- _EXERCISE GOAL_:
Copy out all of the data below with no alterations.

- _MATERIAL_:
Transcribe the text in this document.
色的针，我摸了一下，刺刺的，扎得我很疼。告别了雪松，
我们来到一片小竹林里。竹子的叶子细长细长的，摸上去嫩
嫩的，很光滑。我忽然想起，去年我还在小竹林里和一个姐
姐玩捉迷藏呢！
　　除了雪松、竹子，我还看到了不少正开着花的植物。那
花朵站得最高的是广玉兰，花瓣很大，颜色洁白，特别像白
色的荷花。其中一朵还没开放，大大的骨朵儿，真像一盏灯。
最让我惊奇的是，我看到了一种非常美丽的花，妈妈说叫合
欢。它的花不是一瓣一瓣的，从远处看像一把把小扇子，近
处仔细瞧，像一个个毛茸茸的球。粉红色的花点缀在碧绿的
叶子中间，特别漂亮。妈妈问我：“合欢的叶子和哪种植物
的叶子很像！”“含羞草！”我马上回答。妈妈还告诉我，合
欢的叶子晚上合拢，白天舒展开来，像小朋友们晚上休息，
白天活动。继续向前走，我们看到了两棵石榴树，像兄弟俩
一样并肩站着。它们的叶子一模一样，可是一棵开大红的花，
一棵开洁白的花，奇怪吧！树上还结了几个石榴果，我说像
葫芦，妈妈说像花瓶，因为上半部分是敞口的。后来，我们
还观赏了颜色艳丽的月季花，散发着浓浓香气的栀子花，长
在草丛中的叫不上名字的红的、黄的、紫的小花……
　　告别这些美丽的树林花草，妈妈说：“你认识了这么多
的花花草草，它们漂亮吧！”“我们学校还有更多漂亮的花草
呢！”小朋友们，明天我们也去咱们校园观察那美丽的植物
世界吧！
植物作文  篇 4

- _EXERCISE RESULT_:
Transcribe the text in this document.
色的针，我摸了一下，刺刺的，扎得我很疼。告别了雪松，
我们来到一片小竹林里。竹子的叶子细长细长的，摸上去嫩
嫩的，很光滑。我忽然想起，去年我还在小竹林里和一个姐
姐玩捉迷藏呢！
　　除了雪松、竹子，我还看到了不少正开着花的植物。那
花朵站得最高的是广玉兰，花瓣很大，颜色洁白，特别像白
色的荷花。其中一朵还没开放，大大的骨朵儿，真像一盏灯。
最让我惊奇的是，我看到了一种非常美丽的花，妈妈说叫合
欢。它的花不是一瓣一瓣的，从远处看像一把把小扇子，近
处仔细瞧，像一个个毛茸茸的球。粉红色的花点缀在碧绿的
叶子中间，特别漂亮。妈妈问我：“合欢的叶子和哪种植物
的叶子很像！”“含羞草！”我马上回答。妈妈还告诉我，合
欢的叶子晚上合拢，白天舒展开来，像小朋友们晚上休息，
白天活动。继续向前走，我们看到了两棵石榴树，像兄弟俩
一样并肩站着。它们的叶子一模一样，可是一棵开大红的花，
一棵开洁白的花，奇怪吧！树上还结了几个石榴果，我说像
葫芦，妈妈说像花瓶，因为上半部分是敞口的。后来，我们
还观赏了颜色艳丽的月季花，散发着浓浓香气的栀子花，长
在草丛中的叫不上名字的红的、黄的、紫的小花……
　　告别这些美丽的树林花草，妈妈说：“你认识了这么多
的花花草草，它们漂亮吧！”“我们学校还有更多漂亮的花草
呢！”小朋友们，明天我们也去咱们校园观察那美丽的植物
世界吧！
植物作文  篇 4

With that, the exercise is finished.